Figure dataset records:

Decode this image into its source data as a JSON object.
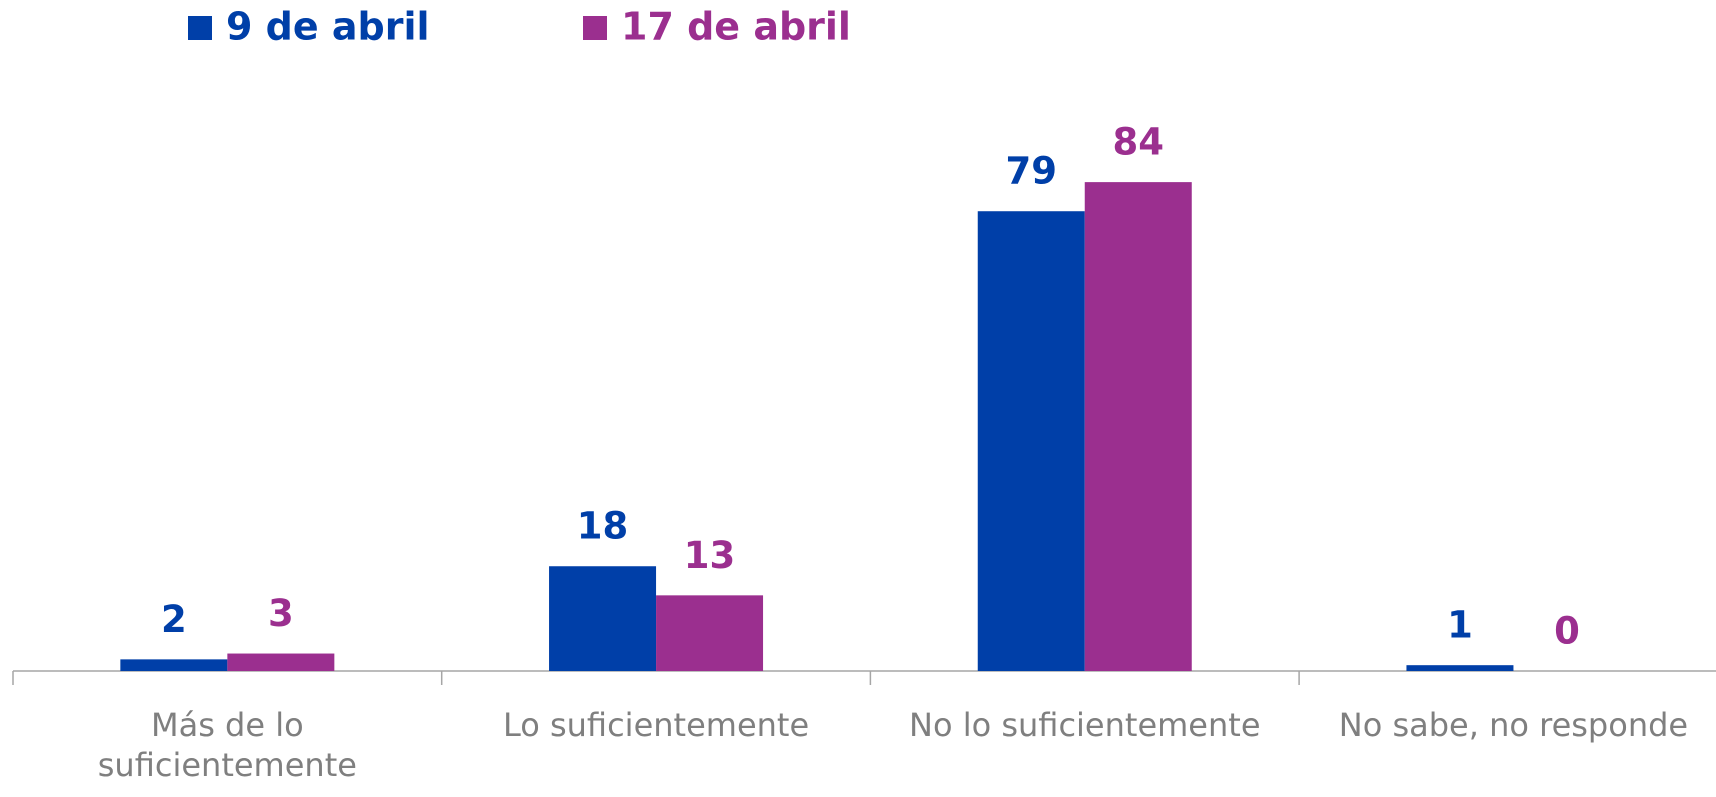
{
  "chart_data": {
    "type": "bar",
    "categories": [
      "Más de lo suficientemente",
      "Lo suficientemente",
      "No lo suficientemente",
      "No sabe, no responde"
    ],
    "series": [
      {
        "name": "9 de abril",
        "color": "#003fa8",
        "values": [
          2,
          18,
          79,
          1
        ]
      },
      {
        "name": "17 de abril",
        "color": "#9b2f8f",
        "values": [
          3,
          13,
          84,
          0
        ]
      }
    ]
  }
}
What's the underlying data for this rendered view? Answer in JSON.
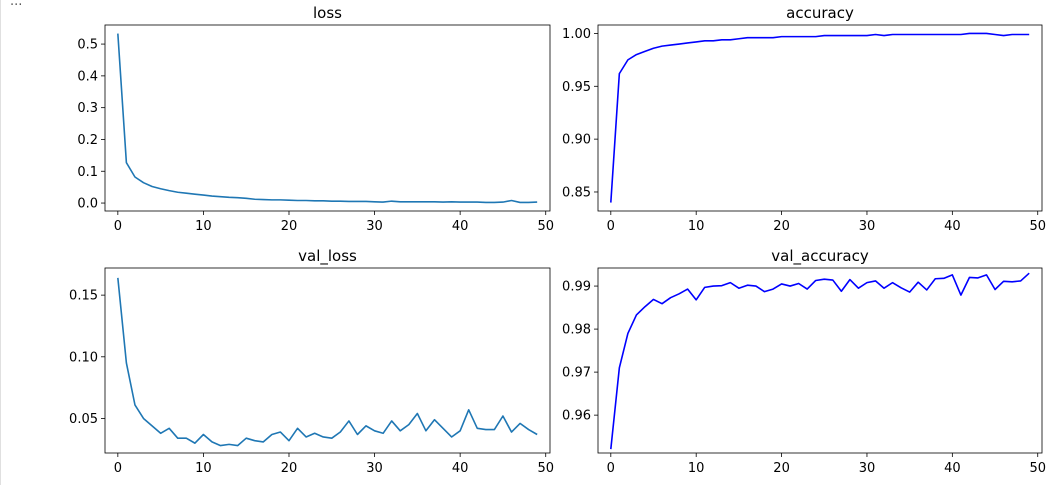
{
  "cell": {
    "ellipsis": "..."
  },
  "chart_data": [
    {
      "type": "line",
      "title": "loss",
      "xlabel": "",
      "ylabel": "",
      "color": "#1f77b4",
      "xlim": [
        -1.5,
        50.5
      ],
      "ylim": [
        -0.025,
        0.56
      ],
      "xticks": [
        0,
        10,
        20,
        30,
        40,
        50
      ],
      "yticks": [
        0.0,
        0.1,
        0.2,
        0.3,
        0.4,
        0.5
      ],
      "ytick_labels": [
        "0.0",
        "0.1",
        "0.2",
        "0.3",
        "0.4",
        "0.5"
      ],
      "x": [
        0,
        1,
        2,
        3,
        4,
        5,
        6,
        7,
        8,
        9,
        10,
        11,
        12,
        13,
        14,
        15,
        16,
        17,
        18,
        19,
        20,
        21,
        22,
        23,
        24,
        25,
        26,
        27,
        28,
        29,
        30,
        31,
        32,
        33,
        34,
        35,
        36,
        37,
        38,
        39,
        40,
        41,
        42,
        43,
        44,
        45,
        46,
        47,
        48,
        49
      ],
      "y": [
        0.533,
        0.127,
        0.082,
        0.064,
        0.052,
        0.045,
        0.039,
        0.034,
        0.031,
        0.028,
        0.025,
        0.022,
        0.02,
        0.018,
        0.017,
        0.015,
        0.012,
        0.011,
        0.01,
        0.01,
        0.009,
        0.008,
        0.008,
        0.007,
        0.007,
        0.006,
        0.006,
        0.005,
        0.005,
        0.005,
        0.004,
        0.003,
        0.006,
        0.004,
        0.004,
        0.004,
        0.004,
        0.004,
        0.003,
        0.004,
        0.003,
        0.003,
        0.003,
        0.002,
        0.002,
        0.003,
        0.008,
        0.002,
        0.002,
        0.003
      ]
    },
    {
      "type": "line",
      "title": "accuracy",
      "xlabel": "",
      "ylabel": "",
      "color": "#0000ff",
      "xlim": [
        -1.5,
        50.5
      ],
      "ylim": [
        0.832,
        1.008
      ],
      "xticks": [
        0,
        10,
        20,
        30,
        40,
        50
      ],
      "yticks": [
        0.85,
        0.9,
        0.95,
        1.0
      ],
      "ytick_labels": [
        "0.85",
        "0.90",
        "0.95",
        "1.00"
      ],
      "x": [
        0,
        1,
        2,
        3,
        4,
        5,
        6,
        7,
        8,
        9,
        10,
        11,
        12,
        13,
        14,
        15,
        16,
        17,
        18,
        19,
        20,
        21,
        22,
        23,
        24,
        25,
        26,
        27,
        28,
        29,
        30,
        31,
        32,
        33,
        34,
        35,
        36,
        37,
        38,
        39,
        40,
        41,
        42,
        43,
        44,
        45,
        46,
        47,
        48,
        49
      ],
      "y": [
        0.84,
        0.962,
        0.975,
        0.98,
        0.983,
        0.986,
        0.988,
        0.989,
        0.99,
        0.991,
        0.992,
        0.993,
        0.993,
        0.994,
        0.994,
        0.995,
        0.996,
        0.996,
        0.996,
        0.996,
        0.997,
        0.997,
        0.997,
        0.997,
        0.997,
        0.998,
        0.998,
        0.998,
        0.998,
        0.998,
        0.998,
        0.999,
        0.998,
        0.999,
        0.999,
        0.999,
        0.999,
        0.999,
        0.999,
        0.999,
        0.999,
        0.999,
        1.0,
        1.0,
        1.0,
        0.999,
        0.998,
        0.999,
        0.999,
        0.999
      ]
    },
    {
      "type": "line",
      "title": "val_loss",
      "xlabel": "",
      "ylabel": "",
      "color": "#1f77b4",
      "xlim": [
        -1.5,
        50.5
      ],
      "ylim": [
        0.022,
        0.172
      ],
      "xticks": [
        0,
        10,
        20,
        30,
        40,
        50
      ],
      "yticks": [
        0.05,
        0.1,
        0.15
      ],
      "ytick_labels": [
        "0.05",
        "0.10",
        "0.15"
      ],
      "x": [
        0,
        1,
        2,
        3,
        4,
        5,
        6,
        7,
        8,
        9,
        10,
        11,
        12,
        13,
        14,
        15,
        16,
        17,
        18,
        19,
        20,
        21,
        22,
        23,
        24,
        25,
        26,
        27,
        28,
        29,
        30,
        31,
        32,
        33,
        34,
        35,
        36,
        37,
        38,
        39,
        40,
        41,
        42,
        43,
        44,
        45,
        46,
        47,
        48,
        49
      ],
      "y": [
        0.164,
        0.095,
        0.061,
        0.05,
        0.044,
        0.038,
        0.042,
        0.034,
        0.034,
        0.03,
        0.037,
        0.031,
        0.028,
        0.029,
        0.028,
        0.034,
        0.032,
        0.031,
        0.037,
        0.039,
        0.032,
        0.042,
        0.035,
        0.038,
        0.035,
        0.034,
        0.039,
        0.048,
        0.037,
        0.044,
        0.04,
        0.038,
        0.048,
        0.04,
        0.045,
        0.054,
        0.04,
        0.049,
        0.042,
        0.035,
        0.04,
        0.057,
        0.042,
        0.041,
        0.041,
        0.052,
        0.039,
        0.046,
        0.041,
        0.037
      ]
    },
    {
      "type": "line",
      "title": "val_accuracy",
      "xlabel": "",
      "ylabel": "",
      "color": "#0000ff",
      "xlim": [
        -1.5,
        50.5
      ],
      "ylim": [
        0.9512,
        0.9942
      ],
      "xticks": [
        0,
        10,
        20,
        30,
        40,
        50
      ],
      "yticks": [
        0.96,
        0.97,
        0.98,
        0.99
      ],
      "ytick_labels": [
        "0.96",
        "0.97",
        "0.98",
        "0.99"
      ],
      "x": [
        0,
        1,
        2,
        3,
        4,
        5,
        6,
        7,
        8,
        9,
        10,
        11,
        12,
        13,
        14,
        15,
        16,
        17,
        18,
        19,
        20,
        21,
        22,
        23,
        24,
        25,
        26,
        27,
        28,
        29,
        30,
        31,
        32,
        33,
        34,
        35,
        36,
        37,
        38,
        39,
        40,
        41,
        42,
        43,
        44,
        45,
        46,
        47,
        48,
        49
      ],
      "y": [
        0.9521,
        0.971,
        0.979,
        0.9833,
        0.9852,
        0.9869,
        0.9859,
        0.9873,
        0.9882,
        0.9893,
        0.9868,
        0.9897,
        0.99,
        0.9901,
        0.9908,
        0.9895,
        0.9902,
        0.99,
        0.9887,
        0.9893,
        0.9905,
        0.99,
        0.9906,
        0.9893,
        0.9913,
        0.9916,
        0.9914,
        0.9888,
        0.9915,
        0.9895,
        0.9908,
        0.9912,
        0.9895,
        0.9908,
        0.9896,
        0.9886,
        0.9909,
        0.9891,
        0.9917,
        0.9918,
        0.9926,
        0.9879,
        0.992,
        0.9919,
        0.9926,
        0.9892,
        0.9911,
        0.991,
        0.9912,
        0.993
      ]
    }
  ]
}
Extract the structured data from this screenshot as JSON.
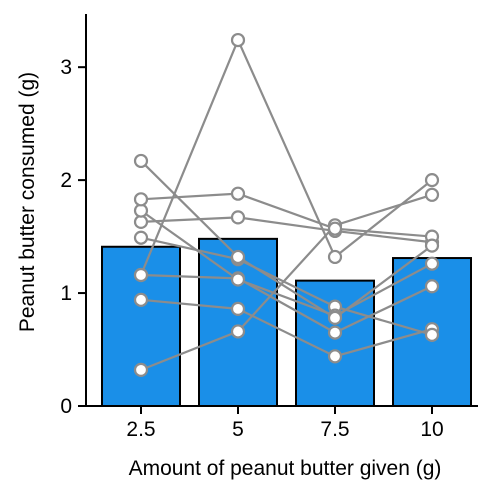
{
  "chart_data": {
    "type": "bar",
    "title": "",
    "xlabel": "Amount of peanut butter given (g)",
    "ylabel": "Peanut butter consumed (g)",
    "categories": [
      "2.5",
      "5",
      "7.5",
      "10"
    ],
    "values": [
      1.41,
      1.48,
      1.11,
      1.31
    ],
    "ylim": [
      0,
      3.4
    ],
    "yticks": [
      "0",
      "1",
      "2",
      "3"
    ],
    "bar_color": "#1a8fe8",
    "bar_edge_color": "#000000",
    "line_color": "#8c8c8c",
    "marker_fill": "#ffffff",
    "grid": false,
    "legend": "none",
    "individuals": [
      {
        "values": [
          0.32,
          0.66,
          1.6,
          1.87
        ]
      },
      {
        "values": [
          0.94,
          0.86,
          0.44,
          0.68
        ]
      },
      {
        "values": [
          1.16,
          1.13,
          0.65,
          1.06
        ]
      },
      {
        "values": [
          1.49,
          1.3,
          0.88,
          0.63
        ]
      },
      {
        "values": [
          1.63,
          1.67,
          1.55,
          1.45
        ]
      },
      {
        "values": [
          1.73,
          1.12,
          0.8,
          1.26
        ]
      },
      {
        "values": [
          1.83,
          1.88,
          1.57,
          1.5
        ]
      },
      {
        "values": [
          2.17,
          1.32,
          0.78,
          1.42
        ]
      },
      {
        "values": [
          1.16,
          3.24,
          1.32,
          2.0
        ]
      }
    ]
  }
}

● **The request**:
Search the entries for the string "suficientemente" and collect each line that has it.

● **Result below**:
      "Más de lo suficientemente",
      "Lo suficientemente",
      "No lo suficientemente",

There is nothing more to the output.